===== STORED RECORDS

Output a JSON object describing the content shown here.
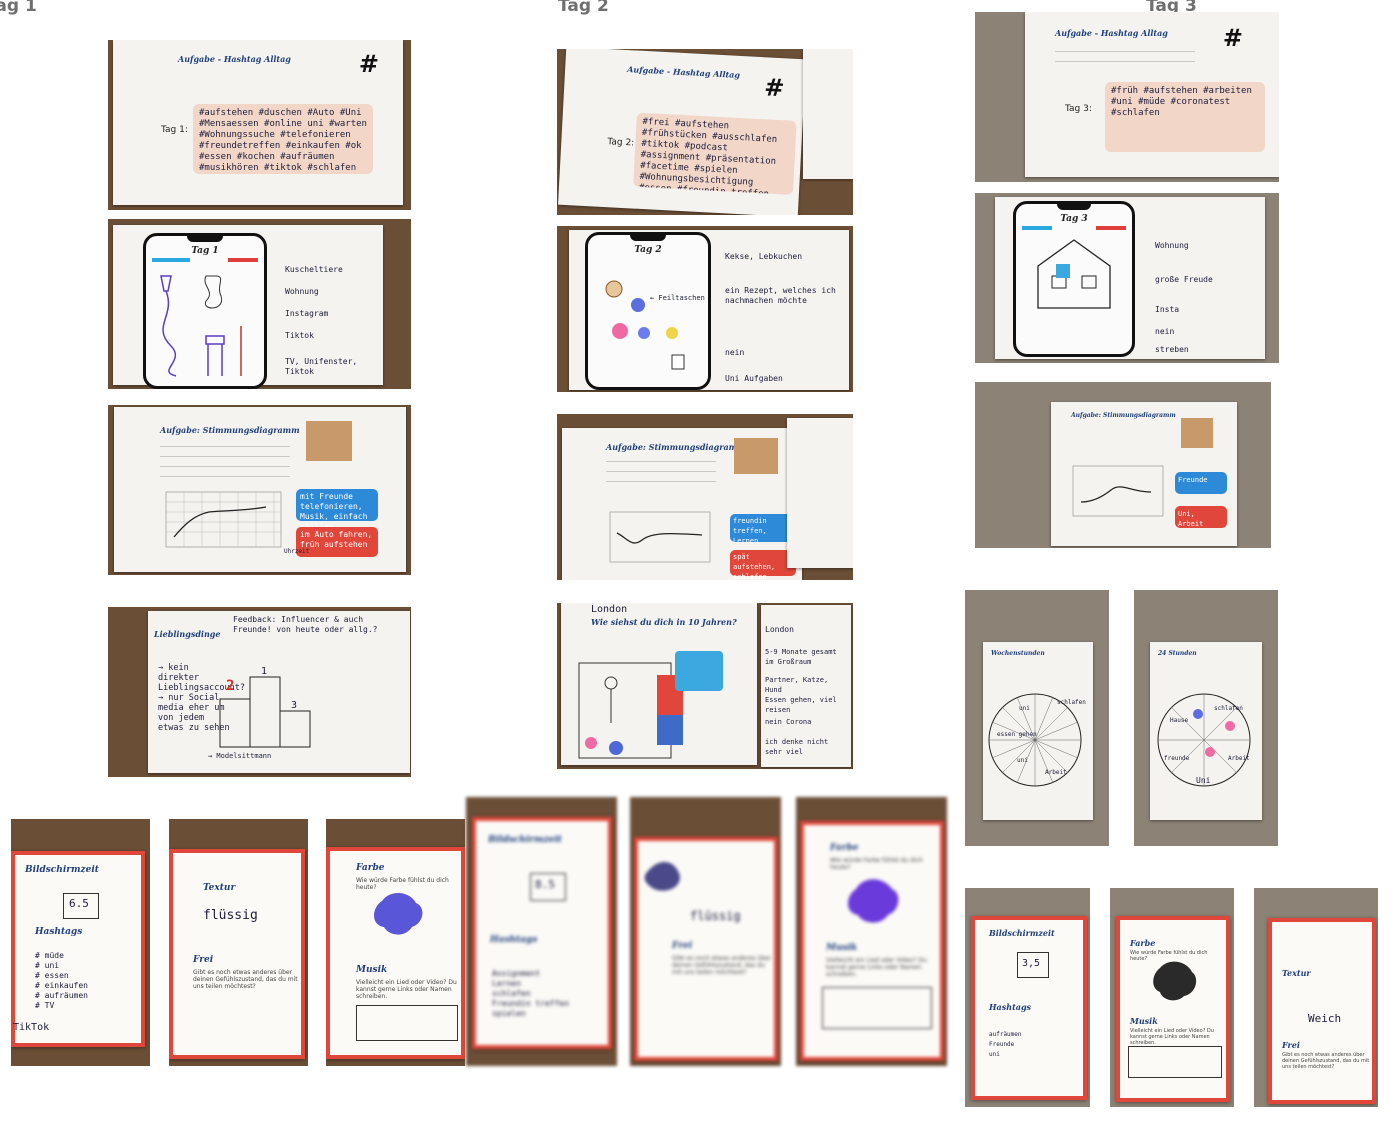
{
  "columns": [
    {
      "label": "Tag 1"
    },
    {
      "label": "Tag 2"
    },
    {
      "label": "Tag 3"
    }
  ],
  "hashtag_sheets": [
    {
      "title": "Aufgabe - Hashtag Alltag",
      "symbol": "#",
      "day": "Tag 1:",
      "text": "#aufstehen #duschen #Auto #Uni #Mensaessen #online uni #warten #Wohnungssuche #telefonieren #freundetreffen #einkaufen #ok #essen #kochen #aufräumen #musikhören #tiktok #schlafen"
    },
    {
      "title": "Aufgabe - Hashtag Alltag",
      "symbol": "#",
      "day": "Tag 2:",
      "text": "#frei #aufstehen #frühstücken #ausschlafen #tiktok #podcast #assignment #präsentation #facetime #spielen #Wohnungsbesichtigung #essen #freundin treffen #chillen"
    },
    {
      "title": "Aufgabe - Hashtag Alltag",
      "symbol": "#",
      "day": "Tag 3:",
      "text": "#früh #aufstehen #arbeiten #uni #müde #coronatest #schlafen"
    }
  ],
  "phone_sheets": [
    {
      "title": "Tag 1",
      "answers": [
        "Kuscheltiere",
        "Wohnung",
        "Instagram",
        "Tiktok",
        "TV, Unifenster, Tiktok"
      ]
    },
    {
      "title": "Tag 2",
      "note": "← Feiltaschen",
      "answers": [
        "Kekse, Lebkuchen",
        "ein Rezept, welches ich nachmachen möchte",
        "nein",
        "Uni Aufgaben"
      ]
    },
    {
      "title": "Tag 3",
      "answers": [
        "Wohnung",
        "große Freude",
        "Insta",
        "nein",
        "streben"
      ]
    }
  ],
  "mood_sheets": [
    {
      "title": "Aufgabe: Stimmungsdiagramm",
      "blue_text": "mit Freunde telefonieren, Musik, einfach chillen",
      "red_text": "im Auto fahren, früh aufstehen",
      "axis_bottom": "Uhrzeit"
    },
    {
      "title": "Aufgabe: Stimmungsdiagramm",
      "blue_text": "freundin treffen, Lernen",
      "red_text": "spät aufstehen, schlafen"
    },
    {
      "title": "Aufgabe: Stimmungsdiagramm",
      "blue_text": "Freunde",
      "red_text": "Uni, Arbeit"
    }
  ],
  "idol_sheet": {
    "title": "Lieblingsdinge",
    "header_note": "Feedback: Influencer & auch Freunde! von heute oder allg.?",
    "notes": "→ kein direkter Lieblingsaccount? → nur Social media eher um von jedem etwas zu sehen",
    "podium": [
      "1",
      "2",
      "3"
    ],
    "footer": "→ Modelsittmann"
  },
  "future_sheet": {
    "title": "Wie siehst du dich in 10 Jahren?",
    "city": "London",
    "answers": [
      "London",
      "5-9 Monate gesamt im Großraum",
      "Partner, Katze, Hund",
      "Essen gehen, viel reisen",
      "nein Corona",
      "ich denke nicht sehr viel"
    ]
  },
  "clock_sheets": [
    {
      "title": "Wochenstunden",
      "labels": [
        "schlafen",
        "uni",
        "essen gehen",
        "uni",
        "Arbeit"
      ]
    },
    {
      "title": "24 Stunden",
      "labels": [
        "schlafen",
        "Uni",
        "freunde",
        "Arbeit",
        "Hause"
      ]
    }
  ],
  "cards": [
    {
      "title": "Bildschirmzeit",
      "value": "6.5",
      "title2": "Hashtags",
      "lines": [
        "# müde",
        "# uni",
        "# essen",
        "# einkaufen",
        "# aufräumen",
        "# TV"
      ],
      "extra": "TikTok"
    },
    {
      "title": "Textur",
      "value": "flüssig",
      "title2": "Frei",
      "text2": "Gibt es noch etwas anderes über deinen Gefühlszustand, das du mit uns teilen möchtest?"
    },
    {
      "title": "Farbe",
      "subtitle": "Wie würde Farbe fühlst du dich heute?",
      "title2": "Musik",
      "text2": "Vielleicht ein Lied oder Video? Du kannst gerne Links oder Namen schreiben."
    },
    {
      "title": "Bildschirmzeit",
      "value": "8.5",
      "title2": "Hashtags",
      "lines": [
        "Assignment",
        "Lernen",
        "schlafen",
        "Freundin treffen",
        "spielen"
      ]
    },
    {
      "title": "Textur",
      "value": "flüssig",
      "title2": "Frei",
      "text2": "Gibt es noch etwas anderes über deinen Gefühlszustand, das du mit uns teilen möchtest?"
    },
    {
      "title": "Farbe",
      "subtitle": "Wie würde Farbe fühlst du dich heute?",
      "title2": "Musik",
      "text2": "Vielleicht ein Lied oder Video? Du kannst gerne Links oder Namen schreiben."
    },
    {
      "title": "Bildschirmzeit",
      "value": "3,5",
      "title2": "Hashtags",
      "lines": [
        "aufräumen",
        "Freunde",
        "uni"
      ]
    },
    {
      "title": "Farbe",
      "subtitle": "Wie würde Farbe fühlst du dich heute?",
      "title2": "Musik",
      "text2": "Vielleicht ein Lied oder Video? Du kannst gerne Links oder Namen schreiben."
    },
    {
      "title": "Textur",
      "value": "Weich",
      "title2": "Frei",
      "text2": "Gibt es noch etwas anderes über deinen Gefühlszustand, das du mit uns teilen möchtest?"
    }
  ],
  "colors": {
    "accent_red": "#e0473a",
    "accent_blue": "#2d8ad8",
    "pink_box": "#f2d7c9",
    "title_blue": "#1f3f7a"
  }
}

==========

## CHALLENGE:
Set the listing down in full and exactly. Pictures within it should not appear in the copy.

## FINAL ANSWER:
Output a JSON object describing the content shown here.
{
  "columns": [
    {
      "label": "Tag 1"
    },
    {
      "label": "Tag 2"
    },
    {
      "label": "Tag 3"
    }
  ],
  "hashtag_sheets": [
    {
      "title": "Aufgabe - Hashtag Alltag",
      "symbol": "#",
      "day": "Tag 1:",
      "text": "#aufstehen #duschen #Auto #Uni #Mensaessen #online uni #warten #Wohnungssuche #telefonieren #freundetreffen #einkaufen #ok #essen #kochen #aufräumen #musikhören #tiktok #schlafen"
    },
    {
      "title": "Aufgabe - Hashtag Alltag",
      "symbol": "#",
      "day": "Tag 2:",
      "text": "#frei #aufstehen #frühstücken #ausschlafen #tiktok #podcast #assignment #präsentation #facetime #spielen #Wohnungsbesichtigung #essen #freundin treffen #chillen"
    },
    {
      "title": "Aufgabe - Hashtag Alltag",
      "symbol": "#",
      "day": "Tag 3:",
      "text": "#früh #aufstehen #arbeiten #uni #müde #coronatest #schlafen"
    }
  ],
  "phone_sheets": [
    {
      "title": "Tag 1",
      "answers": [
        "Kuscheltiere",
        "Wohnung",
        "Instagram",
        "Tiktok",
        "TV, Unifenster, Tiktok"
      ]
    },
    {
      "title": "Tag 2",
      "note": "← Feiltaschen",
      "answers": [
        "Kekse, Lebkuchen",
        "ein Rezept, welches ich nachmachen möchte",
        "nein",
        "Uni Aufgaben"
      ]
    },
    {
      "title": "Tag 3",
      "answers": [
        "Wohnung",
        "große Freude",
        "Insta",
        "nein",
        "streben"
      ]
    }
  ],
  "mood_sheets": [
    {
      "title": "Aufgabe: Stimmungsdiagramm",
      "blue_text": "mit Freunde telefonieren, Musik, einfach chillen",
      "red_text": "im Auto fahren, früh aufstehen",
      "axis_bottom": "Uhrzeit"
    },
    {
      "title": "Aufgabe: Stimmungsdiagramm",
      "blue_text": "freundin treffen, Lernen",
      "red_text": "spät aufstehen, schlafen"
    },
    {
      "title": "Aufgabe: Stimmungsdiagramm",
      "blue_text": "Freunde",
      "red_text": "Uni, Arbeit"
    }
  ],
  "idol_sheet": {
    "title": "Lieblingsdinge",
    "header_note": "Feedback: Influencer & auch Freunde! von heute oder allg.?",
    "notes": "→ kein direkter Lieblingsaccount? → nur Social media eher um von jedem etwas zu sehen",
    "podium": [
      "1",
      "2",
      "3"
    ],
    "footer": "→ Modelsittmann"
  },
  "future_sheet": {
    "title": "Wie siehst du dich in 10 Jahren?",
    "city": "London",
    "answers": [
      "London",
      "5-9 Monate gesamt im Großraum",
      "Partner, Katze, Hund",
      "Essen gehen, viel reisen",
      "nein Corona",
      "ich denke nicht sehr viel"
    ]
  },
  "clock_sheets": [
    {
      "title": "Wochenstunden",
      "labels": [
        "schlafen",
        "uni",
        "essen gehen",
        "uni",
        "Arbeit"
      ]
    },
    {
      "title": "24 Stunden",
      "labels": [
        "schlafen",
        "Uni",
        "freunde",
        "Arbeit",
        "Hause"
      ]
    }
  ],
  "cards": [
    {
      "title": "Bildschirmzeit",
      "value": "6.5",
      "title2": "Hashtags",
      "lines": [
        "# müde",
        "# uni",
        "# essen",
        "# einkaufen",
        "# aufräumen",
        "# TV"
      ],
      "extra": "TikTok"
    },
    {
      "title": "Textur",
      "value": "flüssig",
      "title2": "Frei",
      "text2": "Gibt es noch etwas anderes über deinen Gefühlszustand, das du mit uns teilen möchtest?"
    },
    {
      "title": "Farbe",
      "subtitle": "Wie würde Farbe fühlst du dich heute?",
      "title2": "Musik",
      "text2": "Vielleicht ein Lied oder Video? Du kannst gerne Links oder Namen schreiben."
    },
    {
      "title": "Bildschirmzeit",
      "value": "8.5",
      "title2": "Hashtags",
      "lines": [
        "Assignment",
        "Lernen",
        "schlafen",
        "Freundin treffen",
        "spielen"
      ]
    },
    {
      "title": "Textur",
      "value": "flüssig",
      "title2": "Frei",
      "text2": "Gibt es noch etwas anderes über deinen Gefühlszustand, das du mit uns teilen möchtest?"
    },
    {
      "title": "Farbe",
      "subtitle": "Wie würde Farbe fühlst du dich heute?",
      "title2": "Musik",
      "text2": "Vielleicht ein Lied oder Video? Du kannst gerne Links oder Namen schreiben."
    },
    {
      "title": "Bildschirmzeit",
      "value": "3,5",
      "title2": "Hashtags",
      "lines": [
        "aufräumen",
        "Freunde",
        "uni"
      ]
    },
    {
      "title": "Farbe",
      "subtitle": "Wie würde Farbe fühlst du dich heute?",
      "title2": "Musik",
      "text2": "Vielleicht ein Lied oder Video? Du kannst gerne Links oder Namen schreiben."
    },
    {
      "title": "Textur",
      "value": "Weich",
      "title2": "Frei",
      "text2": "Gibt es noch etwas anderes über deinen Gefühlszustand, das du mit uns teilen möchtest?"
    }
  ],
  "colors": {
    "accent_red": "#e0473a",
    "accent_blue": "#2d8ad8",
    "pink_box": "#f2d7c9",
    "title_blue": "#1f3f7a"
  }
}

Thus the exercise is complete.